[Figure dataset records]

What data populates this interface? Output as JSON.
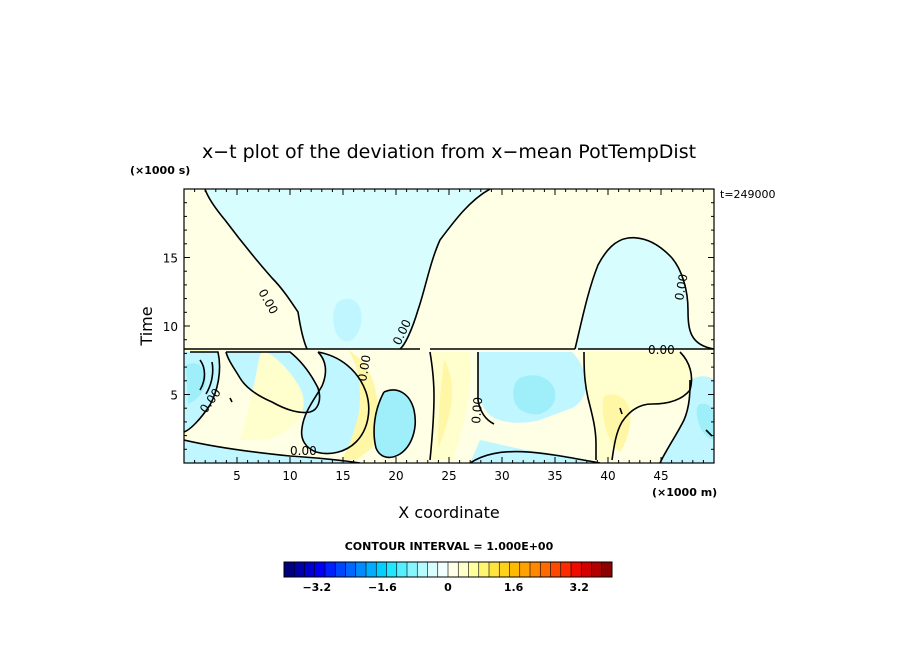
{
  "chart_data": {
    "type": "heatmap",
    "title": "x−t plot of the deviation from x−mean PotTempDist",
    "time_stamp": "t=249000",
    "xlabel": "X coordinate",
    "ylabel": "Time",
    "x_unit": "(×1000 m)",
    "y_unit": "(×1000 s)",
    "xlim": [
      0,
      50
    ],
    "ylim": [
      0,
      20
    ],
    "x_ticks": [
      5,
      10,
      15,
      20,
      25,
      30,
      35,
      40,
      45
    ],
    "y_ticks": [
      5,
      10,
      15
    ],
    "x_tick_labels": [
      "5",
      "10",
      "15",
      "20",
      "25",
      "30",
      "35",
      "40",
      "45"
    ],
    "y_tick_labels": [
      "5",
      "10",
      "15"
    ],
    "contour_interval_label": "CONTOUR INTERVAL = 1.000E+00",
    "contour_labels": [
      "0.00",
      "0.00",
      "0.00",
      "0.00",
      "0.00",
      "0.00",
      "0.00",
      "0.00"
    ],
    "colorbar": {
      "min": -4,
      "max": 4,
      "tick_values": [
        -3.2,
        -1.6,
        0,
        1.6,
        3.2
      ],
      "tick_labels": [
        "−3.2",
        "−1.6",
        "0",
        "1.6",
        "3.2"
      ],
      "colors": [
        "#00007f",
        "#0000a8",
        "#0000d0",
        "#0000f5",
        "#0020ff",
        "#0045ff",
        "#0068ff",
        "#008cff",
        "#00adff",
        "#00cfff",
        "#20e6ff",
        "#55f0ff",
        "#88f6ff",
        "#b5faff",
        "#d8fdff",
        "#f2ffff",
        "#ffffea",
        "#ffffcc",
        "#ffff9e",
        "#fff570",
        "#ffe440",
        "#ffd21a",
        "#ffbb00",
        "#ffa200",
        "#ff8800",
        "#ff6a00",
        "#ff4a00",
        "#ff2a00",
        "#f00a00",
        "#d40000",
        "#b00000",
        "#8c0000"
      ]
    },
    "zero_contour_fraction_note": "",
    "fill_colors": {
      "light_cyan": "#d3fbff",
      "cyan": "#c0f6ff",
      "deep_cyan": "#9eeffa",
      "light_yellow": "#ffffe6",
      "yellow": "#ffffcd",
      "deep_yellow": "#fff7a6"
    }
  }
}
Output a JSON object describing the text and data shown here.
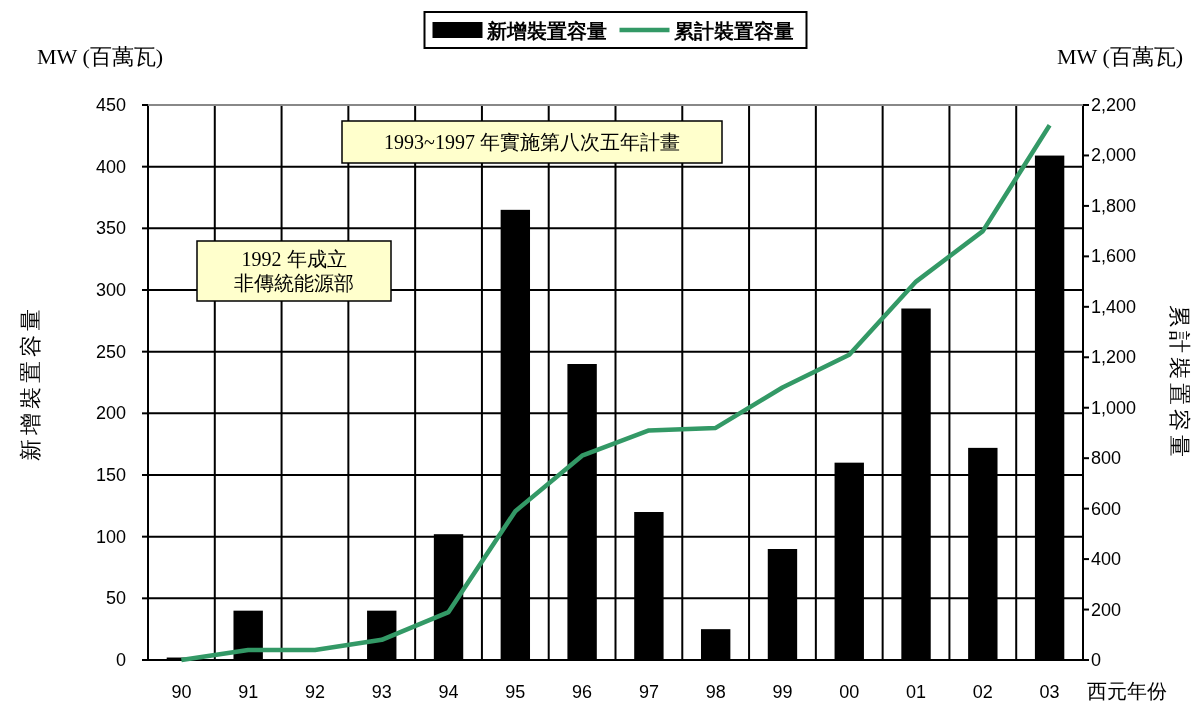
{
  "chart_data": {
    "type": "bar",
    "categories": [
      "90",
      "91",
      "92",
      "93",
      "94",
      "95",
      "96",
      "97",
      "98",
      "99",
      "00",
      "01",
      "02",
      "03"
    ],
    "series": [
      {
        "name": "新增裝置容量",
        "color": "#000000",
        "values": [
          2,
          40,
          0,
          40,
          102,
          365,
          240,
          120,
          25,
          90,
          160,
          285,
          172,
          409
        ]
      },
      {
        "name": "累計裝置容量",
        "type": "line",
        "axis": "y2",
        "color": "#339966",
        "values": [
          0,
          40,
          40,
          80,
          190,
          590,
          810,
          910,
          920,
          1080,
          1210,
          1500,
          1700,
          2120
        ]
      }
    ],
    "xlabel": "西元年份",
    "ylabel": "新增裝置容量",
    "y2label": "累計裝置容量",
    "ylim": [
      0,
      450
    ],
    "yticks": [
      0,
      50,
      100,
      150,
      200,
      250,
      300,
      350,
      400,
      450
    ],
    "y2lim": [
      0,
      2200
    ],
    "y2ticks": [
      0,
      200,
      400,
      600,
      800,
      {
        "value": 1000,
        "label": "1,000"
      },
      {
        "value": 1200,
        "label": "1,200"
      },
      {
        "value": 1400,
        "label": "1,400"
      },
      {
        "value": 1600,
        "label": "1,600"
      },
      {
        "value": 1800,
        "label": "1,800"
      },
      {
        "value": 2000,
        "label": "2,000"
      },
      {
        "value": 2200,
        "label": "2,200"
      }
    ],
    "annotations": [
      "1993~1997 年實施第八次五年計畫",
      "1992 年成立",
      "非傳統能源部",
      "MW (百萬瓦)",
      "MW (百萬瓦)"
    ],
    "grid": true,
    "legend": "top",
    "marker": "none"
  }
}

_What is expected_. Leave out the pictures and give the rest of the records again exactly.

_The completed task_.
What data populates this interface? Output as JSON.
{
  "chart_data": {
    "type": "heatmap",
    "title": "x−t plot of the deviation from x−mean PotTempDist",
    "time_stamp": "t=249000",
    "xlabel": "X coordinate",
    "ylabel": "Time",
    "x_unit": "(×1000 m)",
    "y_unit": "(×1000 s)",
    "xlim": [
      0,
      50
    ],
    "ylim": [
      0,
      20
    ],
    "x_ticks": [
      5,
      10,
      15,
      20,
      25,
      30,
      35,
      40,
      45
    ],
    "y_ticks": [
      5,
      10,
      15
    ],
    "x_tick_labels": [
      "5",
      "10",
      "15",
      "20",
      "25",
      "30",
      "35",
      "40",
      "45"
    ],
    "y_tick_labels": [
      "5",
      "10",
      "15"
    ],
    "contour_interval_label": "CONTOUR INTERVAL = 1.000E+00",
    "contour_labels": [
      "0.00",
      "0.00",
      "0.00",
      "0.00",
      "0.00",
      "0.00",
      "0.00",
      "0.00"
    ],
    "colorbar": {
      "min": -4,
      "max": 4,
      "tick_values": [
        -3.2,
        -1.6,
        0,
        1.6,
        3.2
      ],
      "tick_labels": [
        "−3.2",
        "−1.6",
        "0",
        "1.6",
        "3.2"
      ],
      "colors": [
        "#00007f",
        "#0000a8",
        "#0000d0",
        "#0000f5",
        "#0020ff",
        "#0045ff",
        "#0068ff",
        "#008cff",
        "#00adff",
        "#00cfff",
        "#20e6ff",
        "#55f0ff",
        "#88f6ff",
        "#b5faff",
        "#d8fdff",
        "#f2ffff",
        "#ffffea",
        "#ffffcc",
        "#ffff9e",
        "#fff570",
        "#ffe440",
        "#ffd21a",
        "#ffbb00",
        "#ffa200",
        "#ff8800",
        "#ff6a00",
        "#ff4a00",
        "#ff2a00",
        "#f00a00",
        "#d40000",
        "#b00000",
        "#8c0000"
      ]
    },
    "zero_contour_fraction_note": "",
    "fill_colors": {
      "light_cyan": "#d3fbff",
      "cyan": "#c0f6ff",
      "deep_cyan": "#9eeffa",
      "light_yellow": "#ffffe6",
      "yellow": "#ffffcd",
      "deep_yellow": "#fff7a6"
    }
  }
}
Output a JSON object describing the text and data shown here.
{
  "chart_data": {
    "type": "bar",
    "categories": [
      "90",
      "91",
      "92",
      "93",
      "94",
      "95",
      "96",
      "97",
      "98",
      "99",
      "00",
      "01",
      "02",
      "03"
    ],
    "series": [
      {
        "name": "新增裝置容量",
        "color": "#000000",
        "values": [
          2,
          40,
          0,
          40,
          102,
          365,
          240,
          120,
          25,
          90,
          160,
          285,
          172,
          409
        ]
      },
      {
        "name": "累計裝置容量",
        "type": "line",
        "axis": "y2",
        "color": "#339966",
        "values": [
          0,
          40,
          40,
          80,
          190,
          590,
          810,
          910,
          920,
          1080,
          1210,
          1500,
          1700,
          2120
        ]
      }
    ],
    "xlabel": "西元年份",
    "ylabel": "新增裝置容量",
    "y2label": "累計裝置容量",
    "ylim": [
      0,
      450
    ],
    "yticks": [
      0,
      50,
      100,
      150,
      200,
      250,
      300,
      350,
      400,
      450
    ],
    "y2lim": [
      0,
      2200
    ],
    "y2ticks": [
      0,
      200,
      400,
      600,
      800,
      {
        "value": 1000,
        "label": "1,000"
      },
      {
        "value": 1200,
        "label": "1,200"
      },
      {
        "value": 1400,
        "label": "1,400"
      },
      {
        "value": 1600,
        "label": "1,600"
      },
      {
        "value": 1800,
        "label": "1,800"
      },
      {
        "value": 2000,
        "label": "2,000"
      },
      {
        "value": 2200,
        "label": "2,200"
      }
    ],
    "annotations": [
      "1993~1997 年實施第八次五年計畫",
      "1992 年成立",
      "非傳統能源部",
      "MW (百萬瓦)",
      "MW (百萬瓦)"
    ],
    "grid": true,
    "legend": "top",
    "marker": "none"
  }
}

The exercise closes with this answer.